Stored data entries
================================

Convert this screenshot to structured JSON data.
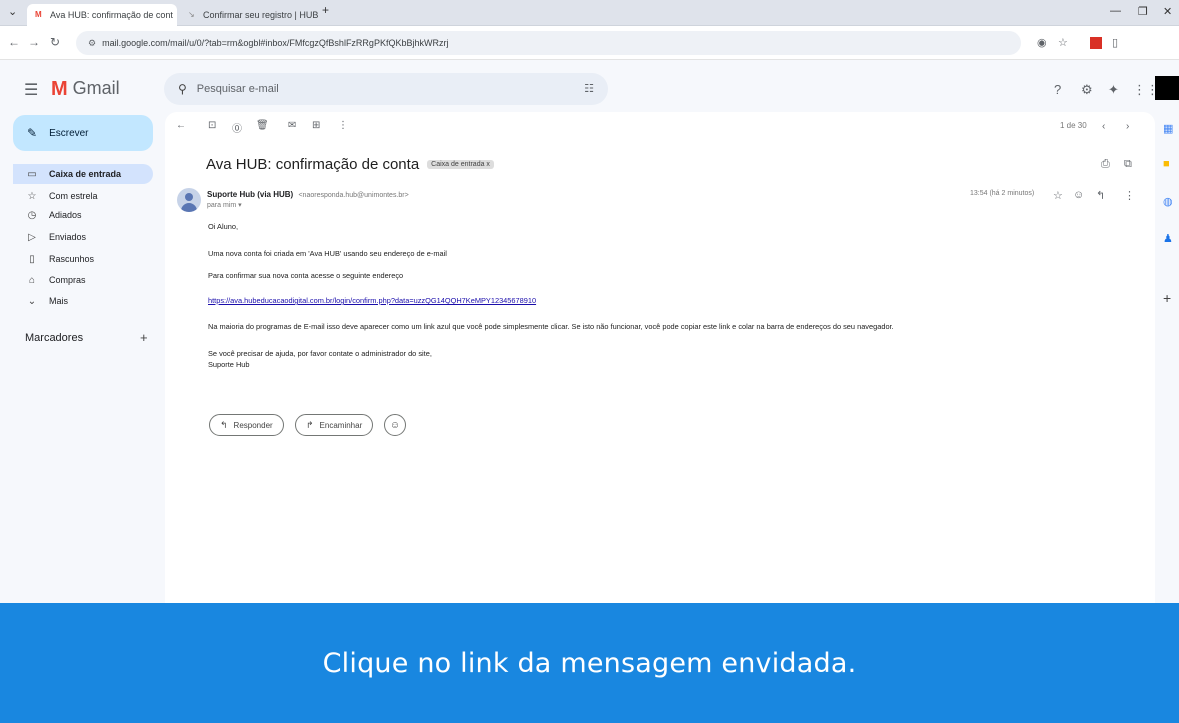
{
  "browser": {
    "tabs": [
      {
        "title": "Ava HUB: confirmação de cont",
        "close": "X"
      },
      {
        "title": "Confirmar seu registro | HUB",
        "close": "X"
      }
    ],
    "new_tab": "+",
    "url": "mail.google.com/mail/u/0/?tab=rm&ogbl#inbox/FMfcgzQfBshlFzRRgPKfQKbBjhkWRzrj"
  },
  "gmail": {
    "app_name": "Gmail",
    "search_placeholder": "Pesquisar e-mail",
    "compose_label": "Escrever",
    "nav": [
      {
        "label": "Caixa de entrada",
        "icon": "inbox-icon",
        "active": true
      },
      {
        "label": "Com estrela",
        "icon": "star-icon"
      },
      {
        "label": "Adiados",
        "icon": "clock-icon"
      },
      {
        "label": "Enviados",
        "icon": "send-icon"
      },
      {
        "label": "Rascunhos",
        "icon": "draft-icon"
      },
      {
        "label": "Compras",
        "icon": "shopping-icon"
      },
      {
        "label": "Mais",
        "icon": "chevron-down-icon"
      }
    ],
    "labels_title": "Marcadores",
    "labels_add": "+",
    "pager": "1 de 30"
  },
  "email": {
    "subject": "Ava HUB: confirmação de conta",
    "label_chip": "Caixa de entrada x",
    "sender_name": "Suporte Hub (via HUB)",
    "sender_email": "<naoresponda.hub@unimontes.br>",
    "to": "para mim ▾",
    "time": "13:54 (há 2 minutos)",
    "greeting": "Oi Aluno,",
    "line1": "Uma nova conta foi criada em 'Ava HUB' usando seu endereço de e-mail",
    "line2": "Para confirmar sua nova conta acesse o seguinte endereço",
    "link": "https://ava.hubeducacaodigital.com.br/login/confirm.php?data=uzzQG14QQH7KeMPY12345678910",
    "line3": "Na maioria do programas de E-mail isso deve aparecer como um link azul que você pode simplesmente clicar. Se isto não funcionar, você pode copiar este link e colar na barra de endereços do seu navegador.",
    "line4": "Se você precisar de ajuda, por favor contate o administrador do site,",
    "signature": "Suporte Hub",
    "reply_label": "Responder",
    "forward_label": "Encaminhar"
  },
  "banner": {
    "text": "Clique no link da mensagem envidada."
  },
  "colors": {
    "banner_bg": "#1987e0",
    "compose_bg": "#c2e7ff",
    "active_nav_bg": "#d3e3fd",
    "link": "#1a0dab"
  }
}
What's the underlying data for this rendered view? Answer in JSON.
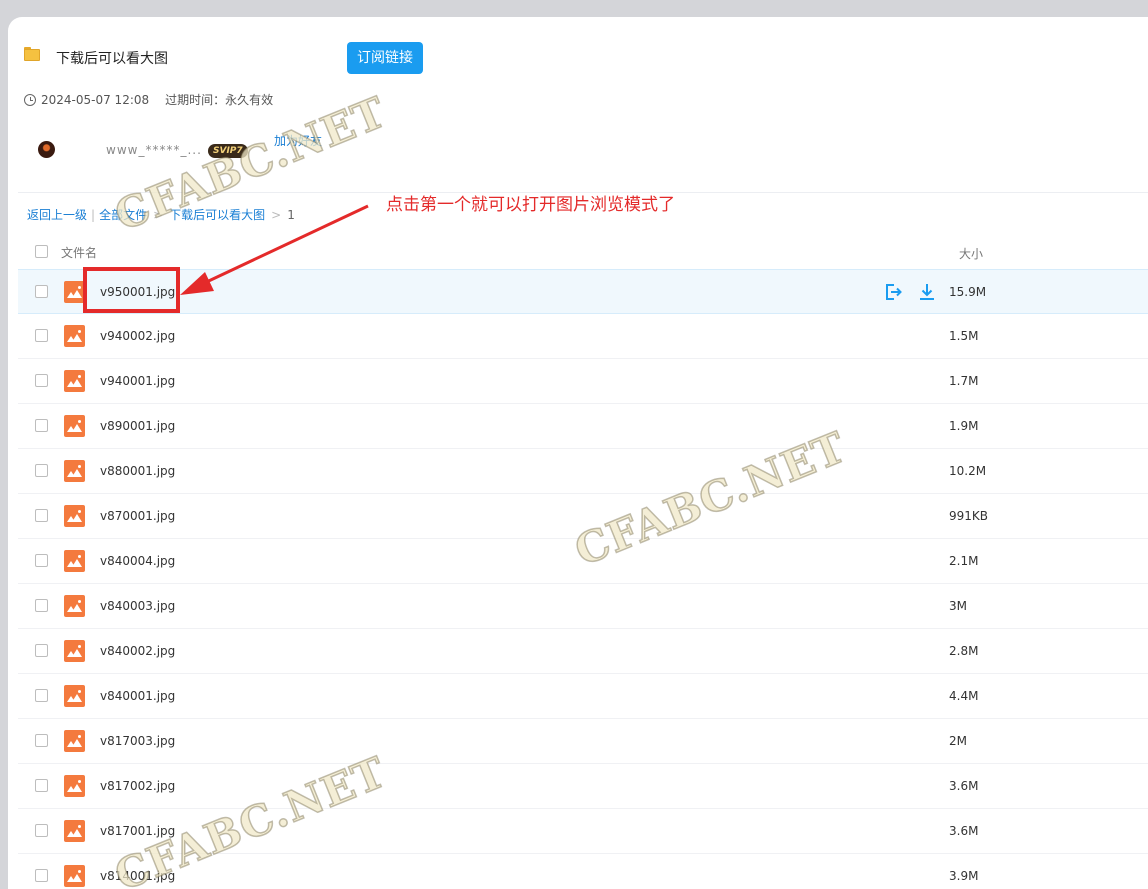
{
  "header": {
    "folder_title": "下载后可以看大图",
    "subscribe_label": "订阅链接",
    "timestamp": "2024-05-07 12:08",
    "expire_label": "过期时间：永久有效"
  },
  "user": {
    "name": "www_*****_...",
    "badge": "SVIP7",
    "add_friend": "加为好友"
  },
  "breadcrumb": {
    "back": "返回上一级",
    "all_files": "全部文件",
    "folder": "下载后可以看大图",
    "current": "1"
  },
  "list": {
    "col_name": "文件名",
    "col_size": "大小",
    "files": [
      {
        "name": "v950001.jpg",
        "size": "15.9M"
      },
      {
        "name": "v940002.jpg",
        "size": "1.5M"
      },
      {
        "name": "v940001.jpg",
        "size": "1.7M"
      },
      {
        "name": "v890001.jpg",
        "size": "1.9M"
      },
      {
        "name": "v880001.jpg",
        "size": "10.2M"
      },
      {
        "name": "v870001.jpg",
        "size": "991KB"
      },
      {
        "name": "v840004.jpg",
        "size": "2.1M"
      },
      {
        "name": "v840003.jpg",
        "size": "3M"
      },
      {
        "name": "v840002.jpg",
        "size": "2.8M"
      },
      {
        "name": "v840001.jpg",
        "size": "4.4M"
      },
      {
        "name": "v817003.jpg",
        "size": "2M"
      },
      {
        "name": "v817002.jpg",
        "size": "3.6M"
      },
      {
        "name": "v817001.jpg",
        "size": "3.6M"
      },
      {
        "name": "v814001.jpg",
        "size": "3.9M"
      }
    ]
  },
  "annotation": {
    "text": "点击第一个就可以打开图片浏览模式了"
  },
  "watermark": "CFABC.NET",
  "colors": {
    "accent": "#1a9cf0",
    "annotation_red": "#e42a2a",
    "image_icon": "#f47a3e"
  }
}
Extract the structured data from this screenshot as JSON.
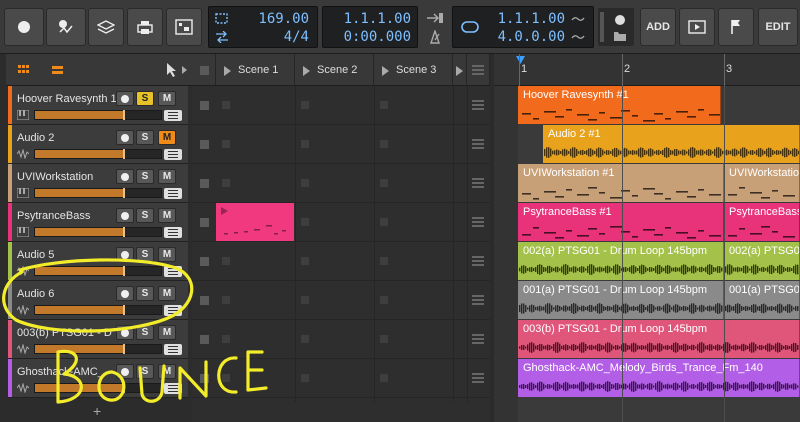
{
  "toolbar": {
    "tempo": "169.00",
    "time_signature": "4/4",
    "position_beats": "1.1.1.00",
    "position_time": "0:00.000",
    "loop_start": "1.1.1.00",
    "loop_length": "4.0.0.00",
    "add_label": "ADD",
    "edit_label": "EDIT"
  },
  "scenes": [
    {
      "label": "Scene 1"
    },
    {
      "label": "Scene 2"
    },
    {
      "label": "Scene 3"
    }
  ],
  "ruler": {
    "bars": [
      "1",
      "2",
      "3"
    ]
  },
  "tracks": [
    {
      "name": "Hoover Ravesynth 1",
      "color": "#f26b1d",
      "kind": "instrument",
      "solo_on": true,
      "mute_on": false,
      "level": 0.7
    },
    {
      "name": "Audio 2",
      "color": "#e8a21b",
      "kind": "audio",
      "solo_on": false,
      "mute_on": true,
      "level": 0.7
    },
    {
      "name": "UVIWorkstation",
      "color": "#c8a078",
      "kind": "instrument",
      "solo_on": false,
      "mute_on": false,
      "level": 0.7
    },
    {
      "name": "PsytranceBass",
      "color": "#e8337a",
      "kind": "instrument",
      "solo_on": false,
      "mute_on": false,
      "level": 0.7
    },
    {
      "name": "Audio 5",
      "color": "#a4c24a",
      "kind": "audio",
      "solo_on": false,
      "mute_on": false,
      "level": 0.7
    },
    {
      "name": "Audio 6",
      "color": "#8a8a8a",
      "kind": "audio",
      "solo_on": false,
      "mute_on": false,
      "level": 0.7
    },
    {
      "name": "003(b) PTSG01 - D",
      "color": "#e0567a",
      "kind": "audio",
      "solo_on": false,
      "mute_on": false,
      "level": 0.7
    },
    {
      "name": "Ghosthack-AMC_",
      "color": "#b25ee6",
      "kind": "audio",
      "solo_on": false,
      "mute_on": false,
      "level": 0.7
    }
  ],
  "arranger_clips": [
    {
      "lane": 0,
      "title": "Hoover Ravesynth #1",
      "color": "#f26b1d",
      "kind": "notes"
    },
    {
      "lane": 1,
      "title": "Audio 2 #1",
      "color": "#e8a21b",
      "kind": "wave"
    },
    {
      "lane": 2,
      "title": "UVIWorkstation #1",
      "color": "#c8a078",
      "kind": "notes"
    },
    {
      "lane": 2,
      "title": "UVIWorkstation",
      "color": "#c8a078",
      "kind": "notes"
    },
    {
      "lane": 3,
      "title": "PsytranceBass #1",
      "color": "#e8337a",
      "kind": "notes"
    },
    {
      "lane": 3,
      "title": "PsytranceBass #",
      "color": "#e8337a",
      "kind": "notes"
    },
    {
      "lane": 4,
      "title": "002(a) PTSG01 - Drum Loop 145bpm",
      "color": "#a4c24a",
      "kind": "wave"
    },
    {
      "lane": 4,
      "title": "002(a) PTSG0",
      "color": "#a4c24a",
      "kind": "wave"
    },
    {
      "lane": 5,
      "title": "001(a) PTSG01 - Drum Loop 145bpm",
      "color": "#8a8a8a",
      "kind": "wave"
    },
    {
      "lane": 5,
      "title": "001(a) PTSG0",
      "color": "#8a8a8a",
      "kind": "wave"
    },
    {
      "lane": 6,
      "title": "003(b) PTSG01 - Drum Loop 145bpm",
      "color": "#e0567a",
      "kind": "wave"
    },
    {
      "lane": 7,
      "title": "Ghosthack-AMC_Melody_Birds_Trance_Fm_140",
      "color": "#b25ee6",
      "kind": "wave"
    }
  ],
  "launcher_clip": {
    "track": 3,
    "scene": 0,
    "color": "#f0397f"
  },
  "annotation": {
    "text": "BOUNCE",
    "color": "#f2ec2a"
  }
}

================================

Requirements: Above are some records. Count the lines among them with the word "entrada", and answer with the number only.

Solution for this exercise: 2